Requirement: Gather all lines with the word "createContext" in them.

Records for this exercise:

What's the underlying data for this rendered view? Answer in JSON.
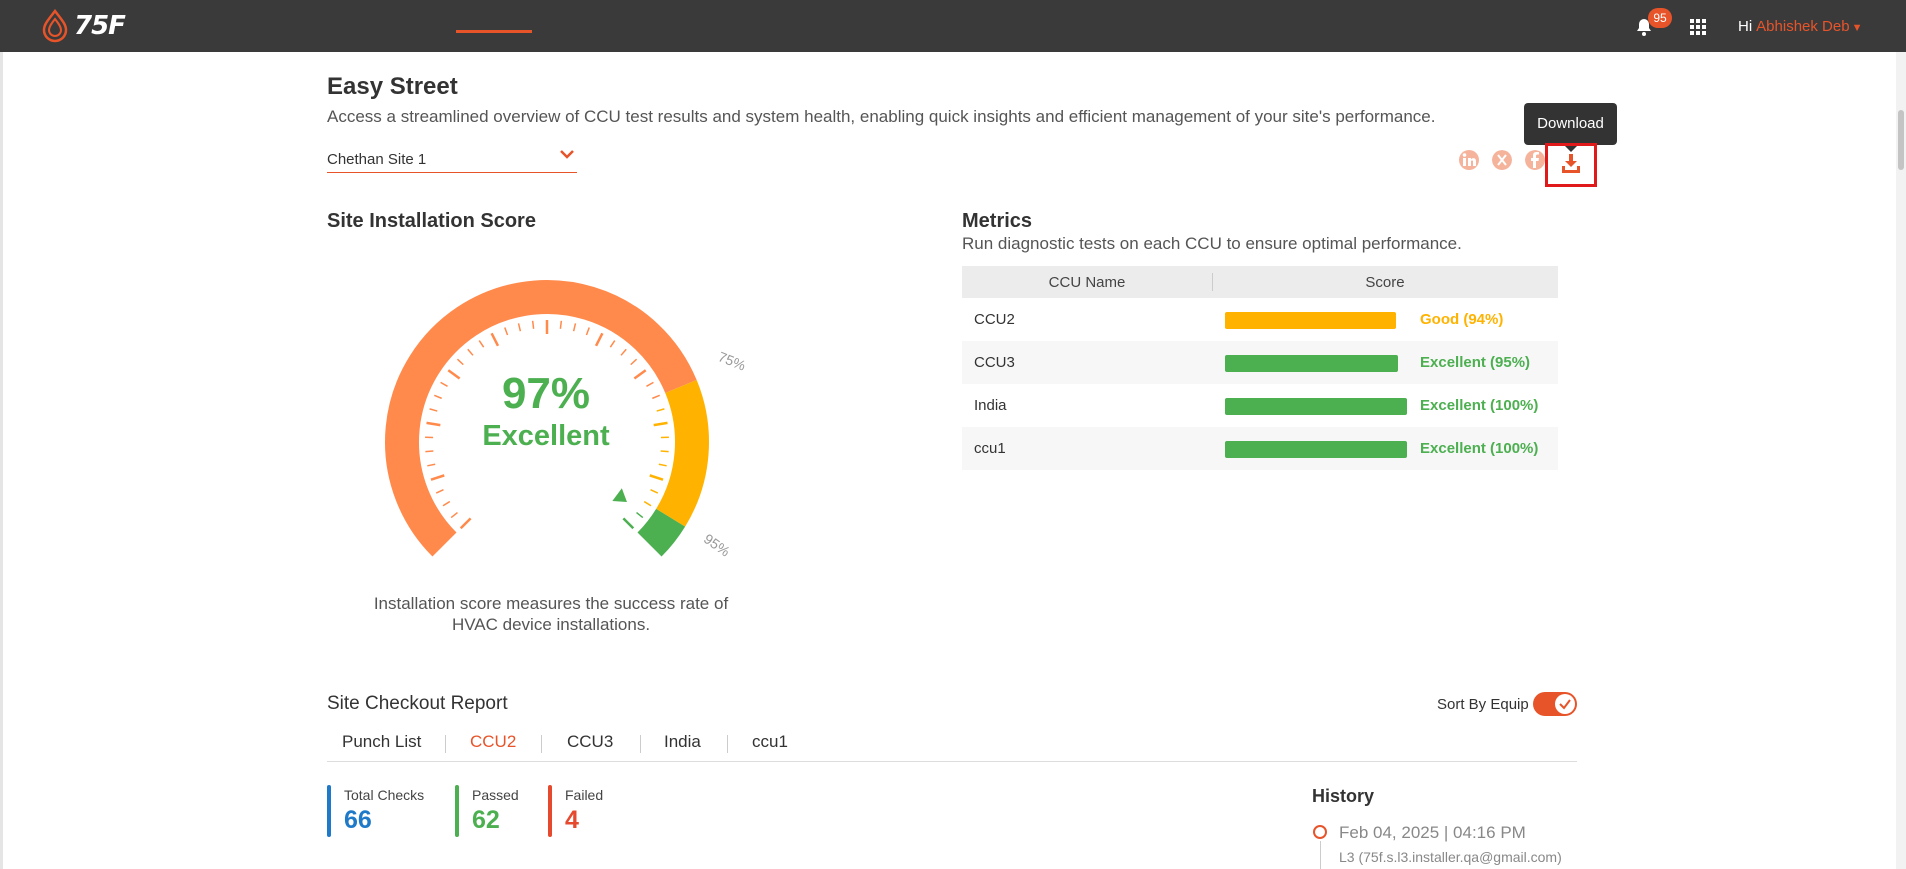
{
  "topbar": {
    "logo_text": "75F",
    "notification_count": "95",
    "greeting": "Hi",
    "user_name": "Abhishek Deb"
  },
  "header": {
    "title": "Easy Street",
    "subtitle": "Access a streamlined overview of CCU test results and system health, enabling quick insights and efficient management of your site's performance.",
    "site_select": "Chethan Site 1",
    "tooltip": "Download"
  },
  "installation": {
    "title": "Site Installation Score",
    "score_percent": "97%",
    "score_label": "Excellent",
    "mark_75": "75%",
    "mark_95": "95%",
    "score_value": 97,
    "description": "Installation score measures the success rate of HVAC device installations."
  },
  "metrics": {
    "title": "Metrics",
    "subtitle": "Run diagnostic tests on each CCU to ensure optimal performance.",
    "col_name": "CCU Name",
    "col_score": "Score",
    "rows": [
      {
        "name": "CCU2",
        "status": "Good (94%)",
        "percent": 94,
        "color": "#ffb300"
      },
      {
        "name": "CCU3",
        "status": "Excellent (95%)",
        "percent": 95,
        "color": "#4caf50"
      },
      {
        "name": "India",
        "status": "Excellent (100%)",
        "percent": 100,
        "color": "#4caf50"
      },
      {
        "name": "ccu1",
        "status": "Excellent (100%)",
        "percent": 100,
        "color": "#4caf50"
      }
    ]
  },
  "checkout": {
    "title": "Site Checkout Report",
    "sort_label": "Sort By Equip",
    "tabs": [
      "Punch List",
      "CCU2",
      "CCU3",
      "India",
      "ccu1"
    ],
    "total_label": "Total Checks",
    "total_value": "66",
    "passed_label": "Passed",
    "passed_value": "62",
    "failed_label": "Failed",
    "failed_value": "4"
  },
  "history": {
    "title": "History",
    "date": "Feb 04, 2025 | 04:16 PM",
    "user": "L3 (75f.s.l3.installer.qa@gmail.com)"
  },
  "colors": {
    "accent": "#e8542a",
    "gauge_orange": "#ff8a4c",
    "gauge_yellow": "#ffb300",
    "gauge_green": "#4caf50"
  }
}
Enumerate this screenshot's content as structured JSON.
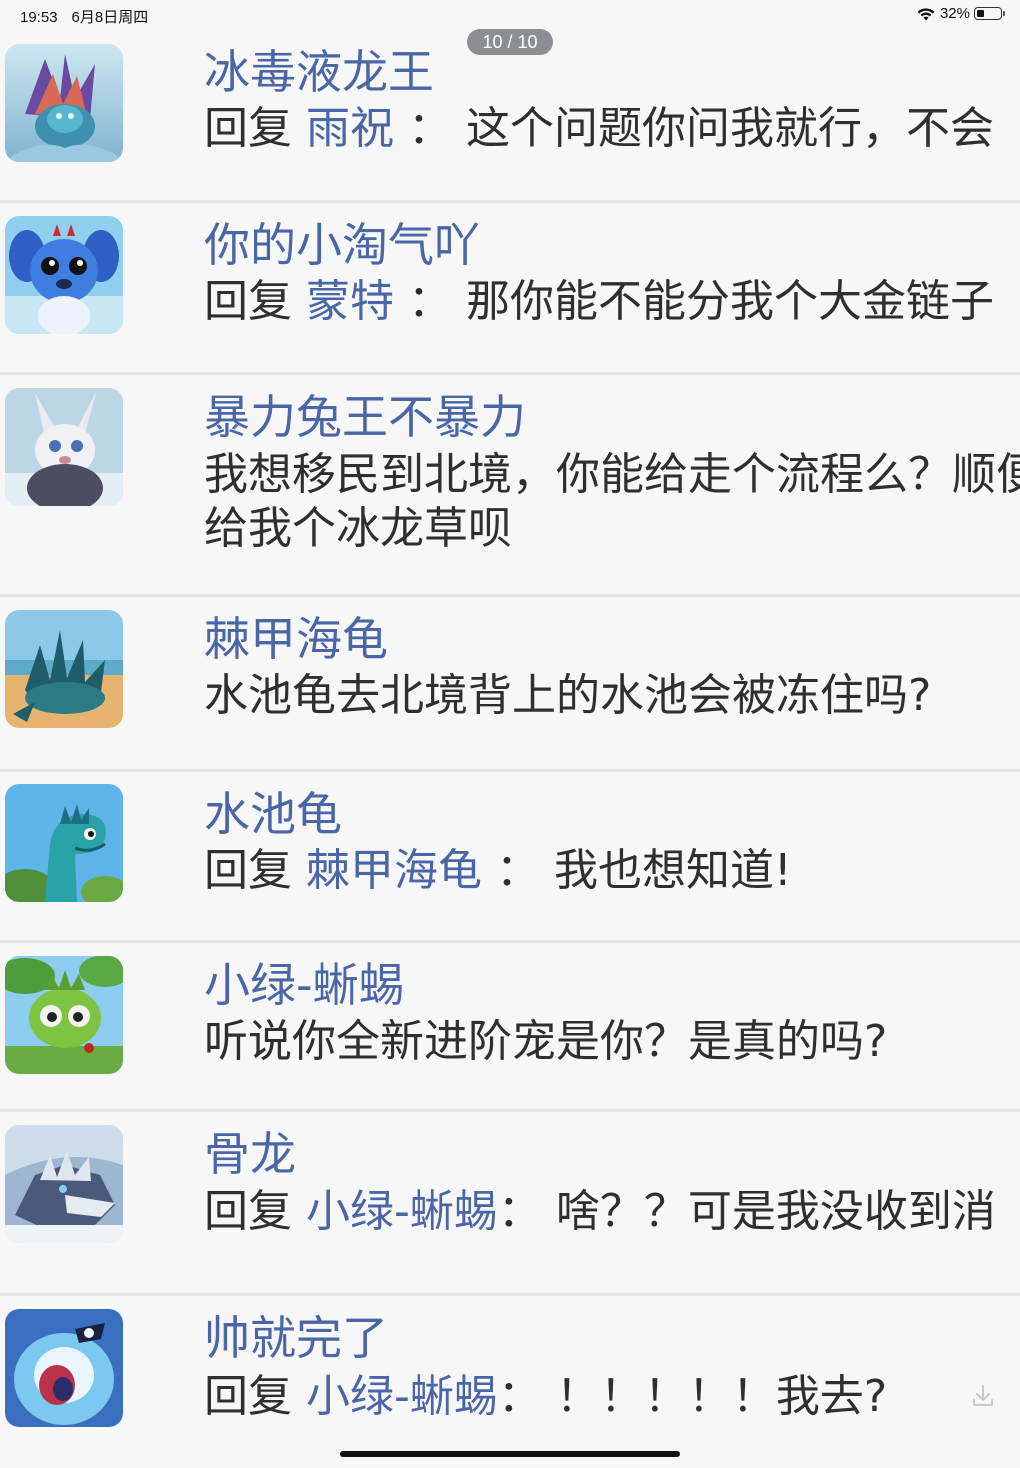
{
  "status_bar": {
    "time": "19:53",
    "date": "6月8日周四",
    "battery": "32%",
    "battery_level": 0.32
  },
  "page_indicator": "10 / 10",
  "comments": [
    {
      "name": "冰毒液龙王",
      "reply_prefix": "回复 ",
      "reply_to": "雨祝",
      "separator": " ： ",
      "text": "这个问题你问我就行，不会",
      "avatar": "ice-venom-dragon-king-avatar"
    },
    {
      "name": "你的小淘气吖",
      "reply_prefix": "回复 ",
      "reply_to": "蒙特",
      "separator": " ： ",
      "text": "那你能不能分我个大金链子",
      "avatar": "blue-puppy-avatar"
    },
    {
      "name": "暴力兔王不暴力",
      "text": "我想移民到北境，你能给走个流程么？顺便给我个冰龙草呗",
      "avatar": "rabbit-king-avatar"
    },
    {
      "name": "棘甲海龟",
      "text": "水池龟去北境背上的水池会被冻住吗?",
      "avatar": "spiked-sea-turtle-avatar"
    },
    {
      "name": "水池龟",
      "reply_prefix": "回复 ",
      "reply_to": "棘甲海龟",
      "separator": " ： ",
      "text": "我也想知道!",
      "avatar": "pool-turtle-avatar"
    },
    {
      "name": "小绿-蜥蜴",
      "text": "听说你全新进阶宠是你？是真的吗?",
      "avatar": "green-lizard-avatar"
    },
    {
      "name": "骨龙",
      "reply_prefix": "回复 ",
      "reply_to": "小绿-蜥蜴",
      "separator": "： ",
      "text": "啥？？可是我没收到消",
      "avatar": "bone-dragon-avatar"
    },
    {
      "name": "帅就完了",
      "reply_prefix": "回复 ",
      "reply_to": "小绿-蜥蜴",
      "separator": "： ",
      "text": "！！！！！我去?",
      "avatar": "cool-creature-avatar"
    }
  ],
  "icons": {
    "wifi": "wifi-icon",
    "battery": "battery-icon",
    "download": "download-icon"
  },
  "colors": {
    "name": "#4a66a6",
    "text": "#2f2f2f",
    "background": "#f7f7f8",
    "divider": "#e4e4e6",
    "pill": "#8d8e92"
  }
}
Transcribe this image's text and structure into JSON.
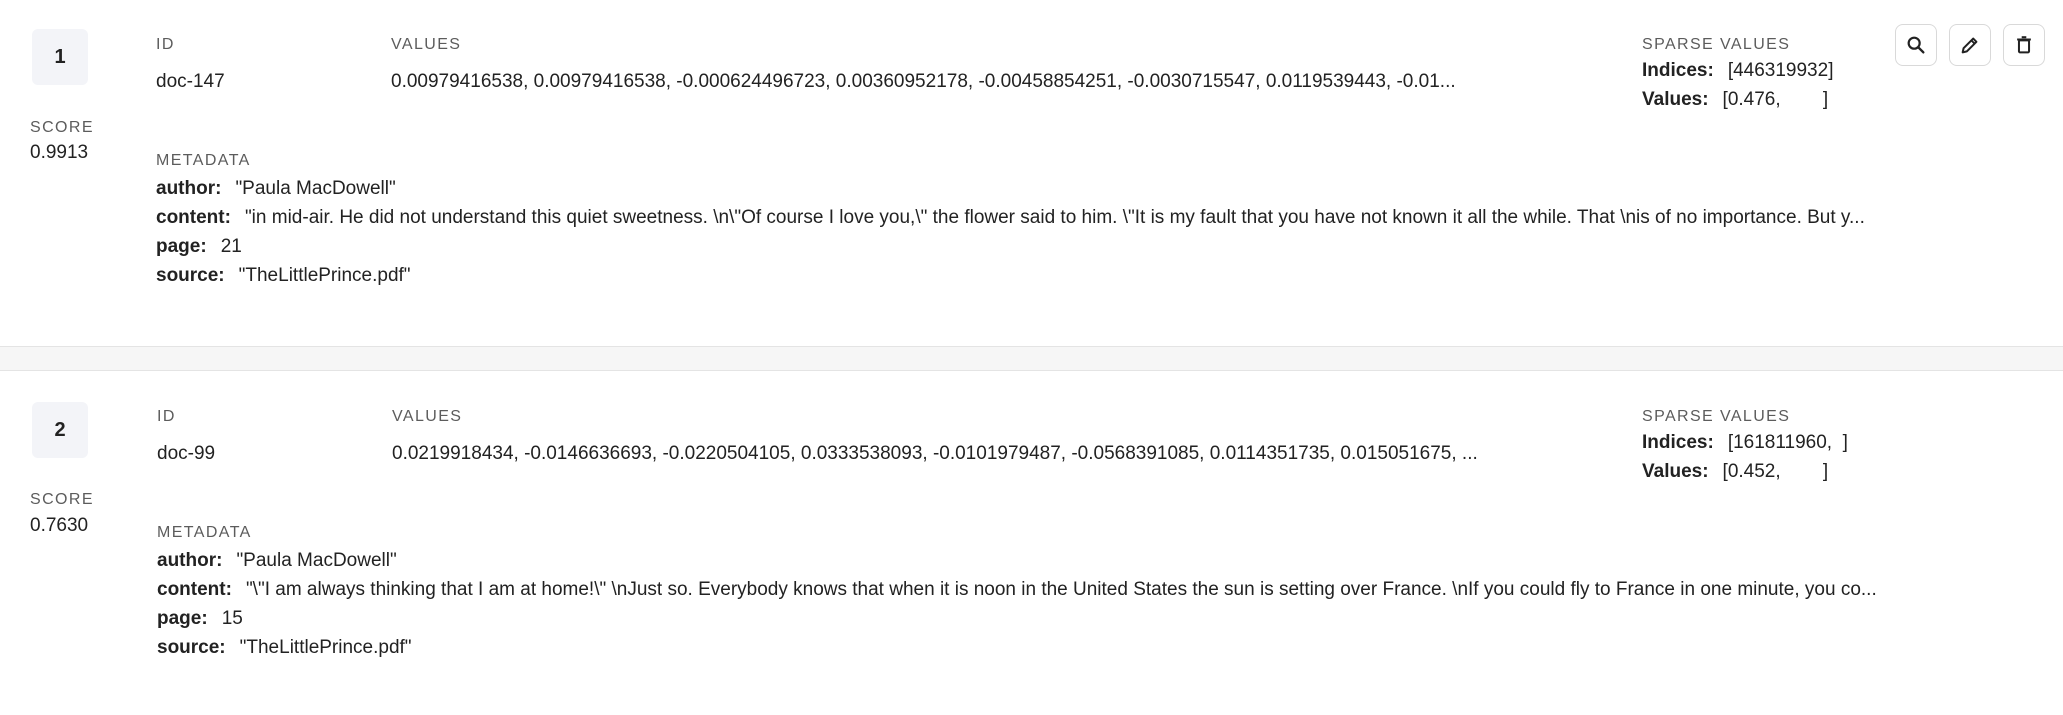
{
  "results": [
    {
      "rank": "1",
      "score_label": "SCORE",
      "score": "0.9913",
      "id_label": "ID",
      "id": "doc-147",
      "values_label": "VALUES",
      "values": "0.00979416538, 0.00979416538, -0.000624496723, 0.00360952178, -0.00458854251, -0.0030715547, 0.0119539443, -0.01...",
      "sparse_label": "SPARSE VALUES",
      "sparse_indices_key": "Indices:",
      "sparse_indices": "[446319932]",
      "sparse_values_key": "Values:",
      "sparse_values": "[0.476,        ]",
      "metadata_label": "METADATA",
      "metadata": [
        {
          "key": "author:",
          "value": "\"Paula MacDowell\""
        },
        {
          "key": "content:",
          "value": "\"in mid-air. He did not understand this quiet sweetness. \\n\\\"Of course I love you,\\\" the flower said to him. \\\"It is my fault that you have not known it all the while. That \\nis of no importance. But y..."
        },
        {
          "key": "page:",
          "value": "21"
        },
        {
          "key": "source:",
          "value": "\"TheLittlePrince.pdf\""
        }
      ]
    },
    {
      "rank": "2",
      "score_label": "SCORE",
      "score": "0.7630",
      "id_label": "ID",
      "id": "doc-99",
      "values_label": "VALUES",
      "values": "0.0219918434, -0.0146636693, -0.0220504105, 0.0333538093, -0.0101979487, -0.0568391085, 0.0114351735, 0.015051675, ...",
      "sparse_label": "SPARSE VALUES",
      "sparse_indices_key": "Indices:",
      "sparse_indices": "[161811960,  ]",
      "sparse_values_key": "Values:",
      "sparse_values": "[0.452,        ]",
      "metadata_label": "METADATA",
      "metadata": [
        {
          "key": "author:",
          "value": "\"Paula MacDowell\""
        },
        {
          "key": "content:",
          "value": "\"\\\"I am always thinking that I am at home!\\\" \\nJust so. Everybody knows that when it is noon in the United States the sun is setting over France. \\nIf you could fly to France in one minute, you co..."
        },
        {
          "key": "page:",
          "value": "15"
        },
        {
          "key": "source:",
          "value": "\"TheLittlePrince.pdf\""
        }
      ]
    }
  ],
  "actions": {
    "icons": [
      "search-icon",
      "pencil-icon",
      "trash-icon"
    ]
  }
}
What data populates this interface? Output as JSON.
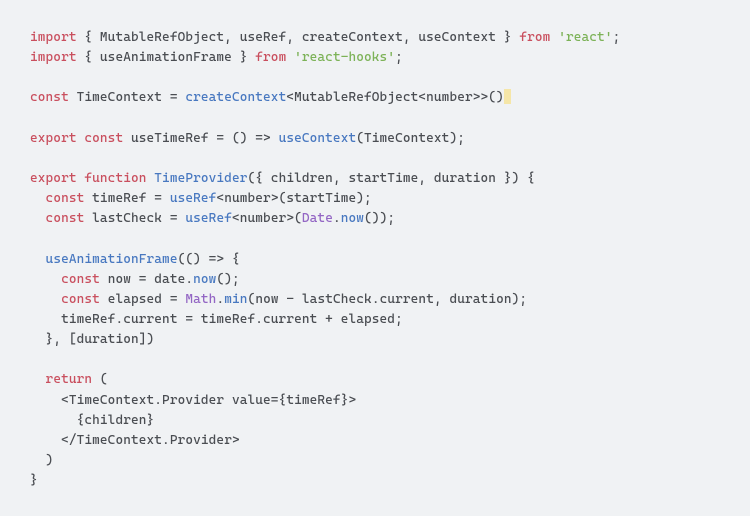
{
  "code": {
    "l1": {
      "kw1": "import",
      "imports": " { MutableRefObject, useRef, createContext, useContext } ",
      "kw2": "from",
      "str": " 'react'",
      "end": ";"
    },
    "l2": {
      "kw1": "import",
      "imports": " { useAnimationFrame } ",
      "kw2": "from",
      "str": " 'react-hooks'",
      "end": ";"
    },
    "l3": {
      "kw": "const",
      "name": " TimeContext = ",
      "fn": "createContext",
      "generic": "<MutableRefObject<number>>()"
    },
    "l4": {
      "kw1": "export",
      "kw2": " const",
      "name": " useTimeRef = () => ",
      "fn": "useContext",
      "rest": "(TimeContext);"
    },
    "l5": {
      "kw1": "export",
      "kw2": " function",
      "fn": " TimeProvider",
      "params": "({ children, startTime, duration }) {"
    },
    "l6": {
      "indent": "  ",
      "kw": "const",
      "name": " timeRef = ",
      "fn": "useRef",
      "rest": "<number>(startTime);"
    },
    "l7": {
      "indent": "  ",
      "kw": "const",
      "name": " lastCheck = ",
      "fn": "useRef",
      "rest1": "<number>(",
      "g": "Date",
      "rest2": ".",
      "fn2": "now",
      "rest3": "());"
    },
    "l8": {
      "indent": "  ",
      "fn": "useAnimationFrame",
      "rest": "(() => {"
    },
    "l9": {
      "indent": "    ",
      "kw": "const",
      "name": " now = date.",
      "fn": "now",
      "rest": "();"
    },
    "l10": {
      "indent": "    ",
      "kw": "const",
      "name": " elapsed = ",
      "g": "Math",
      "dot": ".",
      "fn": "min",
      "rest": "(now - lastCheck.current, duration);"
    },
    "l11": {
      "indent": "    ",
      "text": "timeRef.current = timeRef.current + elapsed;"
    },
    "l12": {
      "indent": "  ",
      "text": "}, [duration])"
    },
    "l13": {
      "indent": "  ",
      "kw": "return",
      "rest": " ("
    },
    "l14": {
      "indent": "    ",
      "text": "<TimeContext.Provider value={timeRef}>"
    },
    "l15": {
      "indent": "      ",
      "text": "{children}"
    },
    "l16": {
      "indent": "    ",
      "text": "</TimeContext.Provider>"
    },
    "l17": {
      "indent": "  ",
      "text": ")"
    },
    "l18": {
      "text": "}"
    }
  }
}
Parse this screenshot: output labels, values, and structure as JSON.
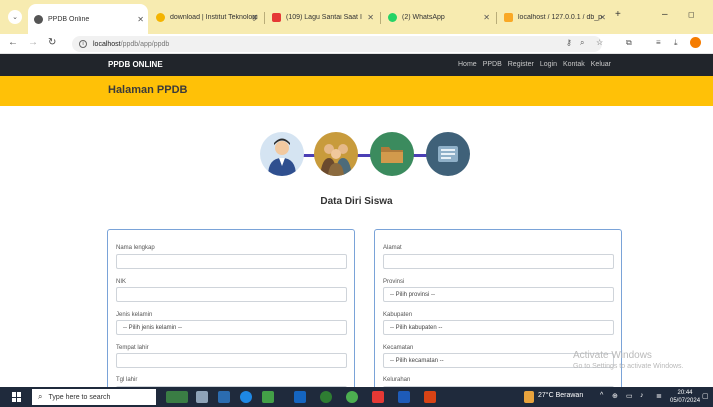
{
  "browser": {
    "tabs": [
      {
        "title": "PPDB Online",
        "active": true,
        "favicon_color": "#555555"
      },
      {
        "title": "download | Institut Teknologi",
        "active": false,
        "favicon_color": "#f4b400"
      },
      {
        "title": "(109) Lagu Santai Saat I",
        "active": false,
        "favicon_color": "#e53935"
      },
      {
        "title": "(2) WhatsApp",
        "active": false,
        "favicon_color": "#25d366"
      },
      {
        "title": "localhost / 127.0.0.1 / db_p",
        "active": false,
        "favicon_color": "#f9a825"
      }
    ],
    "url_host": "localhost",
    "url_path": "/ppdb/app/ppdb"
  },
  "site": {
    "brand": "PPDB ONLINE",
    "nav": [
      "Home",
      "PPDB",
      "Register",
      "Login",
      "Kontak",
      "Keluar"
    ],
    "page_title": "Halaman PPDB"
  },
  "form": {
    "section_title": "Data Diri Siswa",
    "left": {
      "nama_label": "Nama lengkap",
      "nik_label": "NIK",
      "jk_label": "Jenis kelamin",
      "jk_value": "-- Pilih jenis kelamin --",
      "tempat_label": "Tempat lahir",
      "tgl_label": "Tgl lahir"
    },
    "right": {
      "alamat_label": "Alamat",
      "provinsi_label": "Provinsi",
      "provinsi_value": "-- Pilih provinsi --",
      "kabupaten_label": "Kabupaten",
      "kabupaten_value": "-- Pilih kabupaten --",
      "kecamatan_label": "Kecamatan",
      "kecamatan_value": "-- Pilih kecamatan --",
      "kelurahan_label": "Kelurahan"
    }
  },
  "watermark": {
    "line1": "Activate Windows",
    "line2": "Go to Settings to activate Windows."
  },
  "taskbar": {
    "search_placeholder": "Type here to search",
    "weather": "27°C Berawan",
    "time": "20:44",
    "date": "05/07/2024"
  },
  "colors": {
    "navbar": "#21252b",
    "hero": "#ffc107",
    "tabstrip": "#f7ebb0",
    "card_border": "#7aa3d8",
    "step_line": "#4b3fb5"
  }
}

Solution for this task:
      "imports": " { MutableRefObject, useRef, createContext, useContext } ",
      "fn": "createContext",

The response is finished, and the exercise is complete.